EXERCISE OBJECTIVE
Omit all pictures and give the records below again exactly as written.

PROVIDED RECORDS
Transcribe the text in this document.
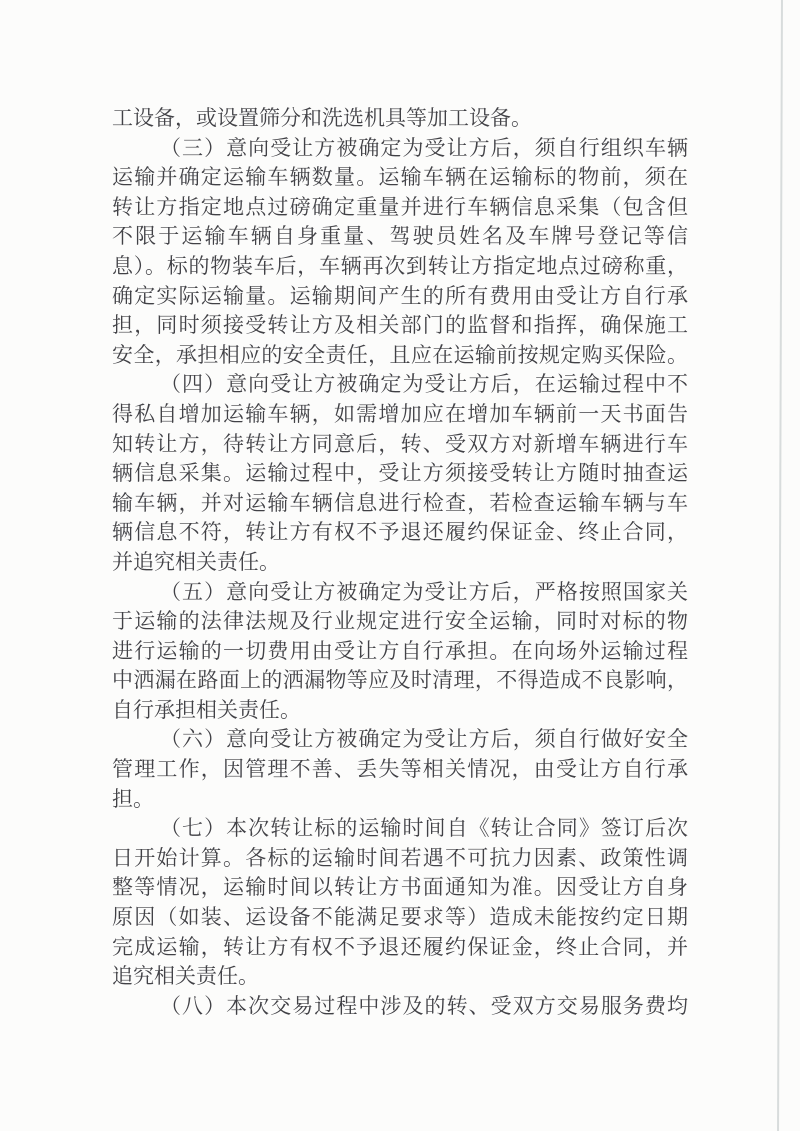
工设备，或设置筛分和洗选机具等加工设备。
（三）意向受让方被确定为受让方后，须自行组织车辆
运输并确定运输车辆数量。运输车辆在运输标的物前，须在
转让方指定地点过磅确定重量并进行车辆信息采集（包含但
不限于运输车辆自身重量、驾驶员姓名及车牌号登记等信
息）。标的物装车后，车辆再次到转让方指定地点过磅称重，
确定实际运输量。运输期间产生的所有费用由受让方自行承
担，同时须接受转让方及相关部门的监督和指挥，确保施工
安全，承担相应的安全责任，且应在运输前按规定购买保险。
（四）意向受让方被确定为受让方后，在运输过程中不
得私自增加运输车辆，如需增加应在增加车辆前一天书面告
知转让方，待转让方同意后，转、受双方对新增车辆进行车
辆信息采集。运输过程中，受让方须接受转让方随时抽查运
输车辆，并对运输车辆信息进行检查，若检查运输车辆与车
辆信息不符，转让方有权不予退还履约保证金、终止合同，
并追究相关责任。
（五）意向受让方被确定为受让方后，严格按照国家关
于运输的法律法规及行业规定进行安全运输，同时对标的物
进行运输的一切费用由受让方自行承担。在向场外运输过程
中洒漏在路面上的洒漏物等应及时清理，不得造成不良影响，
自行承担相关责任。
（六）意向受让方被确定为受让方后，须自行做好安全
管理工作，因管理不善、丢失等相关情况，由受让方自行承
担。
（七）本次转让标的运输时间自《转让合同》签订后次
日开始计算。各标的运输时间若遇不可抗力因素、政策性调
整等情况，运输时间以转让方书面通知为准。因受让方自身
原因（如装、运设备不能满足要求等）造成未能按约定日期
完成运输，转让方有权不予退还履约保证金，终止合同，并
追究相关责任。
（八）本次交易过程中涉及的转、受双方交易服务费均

THE OUTPUT
Transcribe the text in this document.
工设备，或设置筛分和洗选机具等加工设备。
（三）意向受让方被确定为受让方后，须自行组织车辆
运输并确定运输车辆数量。运输车辆在运输标的物前，须在
转让方指定地点过磅确定重量并进行车辆信息采集（包含但
不限于运输车辆自身重量、驾驶员姓名及车牌号登记等信
息）。标的物装车后，车辆再次到转让方指定地点过磅称重，
确定实际运输量。运输期间产生的所有费用由受让方自行承
担，同时须接受转让方及相关部门的监督和指挥，确保施工
安全，承担相应的安全责任，且应在运输前按规定购买保险。
（四）意向受让方被确定为受让方后，在运输过程中不
得私自增加运输车辆，如需增加应在增加车辆前一天书面告
知转让方，待转让方同意后，转、受双方对新增车辆进行车
辆信息采集。运输过程中，受让方须接受转让方随时抽查运
输车辆，并对运输车辆信息进行检查，若检查运输车辆与车
辆信息不符，转让方有权不予退还履约保证金、终止合同，
并追究相关责任。
（五）意向受让方被确定为受让方后，严格按照国家关
于运输的法律法规及行业规定进行安全运输，同时对标的物
进行运输的一切费用由受让方自行承担。在向场外运输过程
中洒漏在路面上的洒漏物等应及时清理，不得造成不良影响，
自行承担相关责任。
（六）意向受让方被确定为受让方后，须自行做好安全
管理工作，因管理不善、丢失等相关情况，由受让方自行承
担。
（七）本次转让标的运输时间自《转让合同》签订后次
日开始计算。各标的运输时间若遇不可抗力因素、政策性调
整等情况，运输时间以转让方书面通知为准。因受让方自身
原因（如装、运设备不能满足要求等）造成未能按约定日期
完成运输，转让方有权不予退还履约保证金，终止合同，并
追究相关责任。
（八）本次交易过程中涉及的转、受双方交易服务费均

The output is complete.